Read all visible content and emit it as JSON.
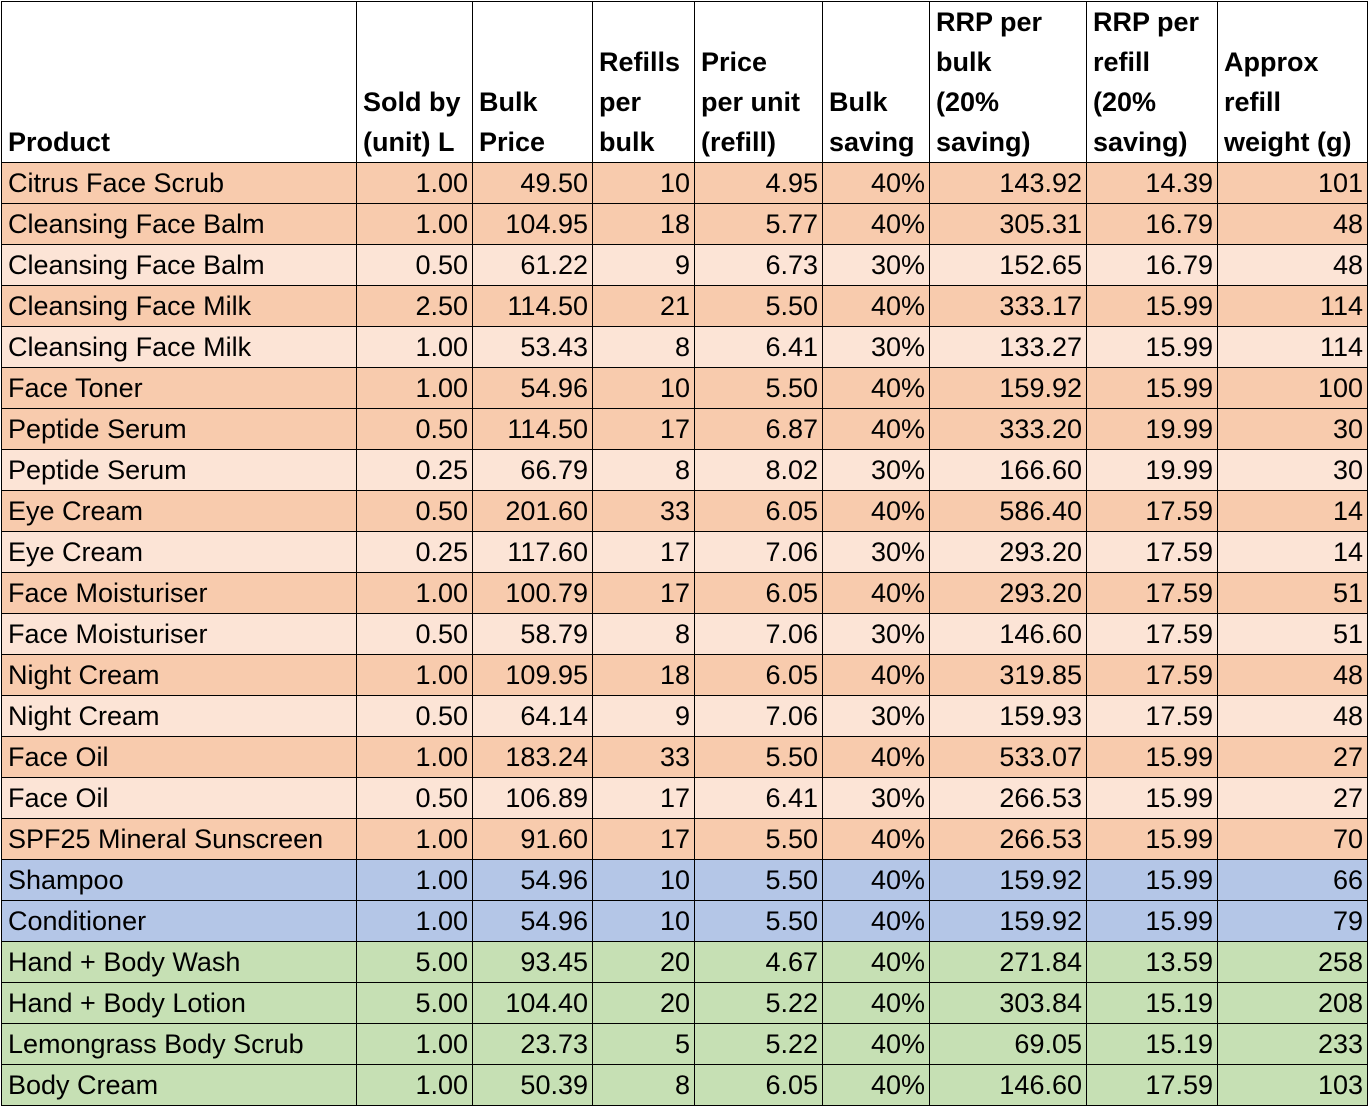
{
  "table": {
    "header": [
      "Product",
      "Sold by\n(unit) L",
      "Bulk\nPrice",
      "Refills\nper\nbulk",
      "Price\nper unit\n(refill)",
      "Bulk\nsaving",
      "RRP per\nbulk\n(20%\nsaving)",
      "RRP per\nrefill\n(20%\nsaving)",
      "Approx\nrefill\nweight (g)"
    ],
    "rows": [
      [
        "Citrus Face Scrub",
        "1.00",
        "49.50",
        "10",
        "4.95",
        "40%",
        "143.92",
        "14.39",
        "101"
      ],
      [
        "Cleansing Face Balm",
        "1.00",
        "104.95",
        "18",
        "5.77",
        "40%",
        "305.31",
        "16.79",
        "48"
      ],
      [
        "Cleansing Face Balm",
        "0.50",
        "61.22",
        "9",
        "6.73",
        "30%",
        "152.65",
        "16.79",
        "48"
      ],
      [
        "Cleansing Face Milk",
        "2.50",
        "114.50",
        "21",
        "5.50",
        "40%",
        "333.17",
        "15.99",
        "114"
      ],
      [
        "Cleansing Face Milk",
        "1.00",
        "53.43",
        "8",
        "6.41",
        "30%",
        "133.27",
        "15.99",
        "114"
      ],
      [
        "Face Toner",
        "1.00",
        "54.96",
        "10",
        "5.50",
        "40%",
        "159.92",
        "15.99",
        "100"
      ],
      [
        "Peptide Serum",
        "0.50",
        "114.50",
        "17",
        "6.87",
        "40%",
        "333.20",
        "19.99",
        "30"
      ],
      [
        "Peptide Serum",
        "0.25",
        "66.79",
        "8",
        "8.02",
        "30%",
        "166.60",
        "19.99",
        "30"
      ],
      [
        "Eye Cream",
        "0.50",
        "201.60",
        "33",
        "6.05",
        "40%",
        "586.40",
        "17.59",
        "14"
      ],
      [
        "Eye Cream",
        "0.25",
        "117.60",
        "17",
        "7.06",
        "30%",
        "293.20",
        "17.59",
        "14"
      ],
      [
        "Face Moisturiser",
        "1.00",
        "100.79",
        "17",
        "6.05",
        "40%",
        "293.20",
        "17.59",
        "51"
      ],
      [
        "Face Moisturiser",
        "0.50",
        "58.79",
        "8",
        "7.06",
        "30%",
        "146.60",
        "17.59",
        "51"
      ],
      [
        "Night Cream",
        "1.00",
        "109.95",
        "18",
        "6.05",
        "40%",
        "319.85",
        "17.59",
        "48"
      ],
      [
        "Night Cream",
        "0.50",
        "64.14",
        "9",
        "7.06",
        "30%",
        "159.93",
        "17.59",
        "48"
      ],
      [
        "Face Oil",
        "1.00",
        "183.24",
        "33",
        "5.50",
        "40%",
        "533.07",
        "15.99",
        "27"
      ],
      [
        "Face Oil",
        "0.50",
        "106.89",
        "17",
        "6.41",
        "30%",
        "266.53",
        "15.99",
        "27"
      ],
      [
        "SPF25 Mineral Sunscreen",
        "1.00",
        "91.60",
        "17",
        "5.50",
        "40%",
        "266.53",
        "15.99",
        "70"
      ],
      [
        "Shampoo",
        "1.00",
        "54.96",
        "10",
        "5.50",
        "40%",
        "159.92",
        "15.99",
        "66"
      ],
      [
        "Conditioner",
        "1.00",
        "54.96",
        "10",
        "5.50",
        "40%",
        "159.92",
        "15.99",
        "79"
      ],
      [
        "Hand + Body Wash",
        "5.00",
        "93.45",
        "20",
        "4.67",
        "40%",
        "271.84",
        "13.59",
        "258"
      ],
      [
        "Hand + Body Lotion",
        "5.00",
        "104.40",
        "20",
        "5.22",
        "40%",
        "303.84",
        "15.19",
        "208"
      ],
      [
        "Lemongrass Body Scrub",
        "1.00",
        "23.73",
        "5",
        "5.22",
        "40%",
        "69.05",
        "15.19",
        "233"
      ],
      [
        "Body Cream",
        "1.00",
        "50.39",
        "8",
        "6.05",
        "40%",
        "146.60",
        "17.59",
        "103"
      ]
    ]
  }
}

+ + + + + + +

◆ WORK INSTRUCTION
Collect every line from the records above that contains the word "Body".

◆ TASK ANSWER
        "Hand + Body Wash",
        "Hand + Body Lotion",
        "Lemongrass Body Scrub",
        "Body Cream",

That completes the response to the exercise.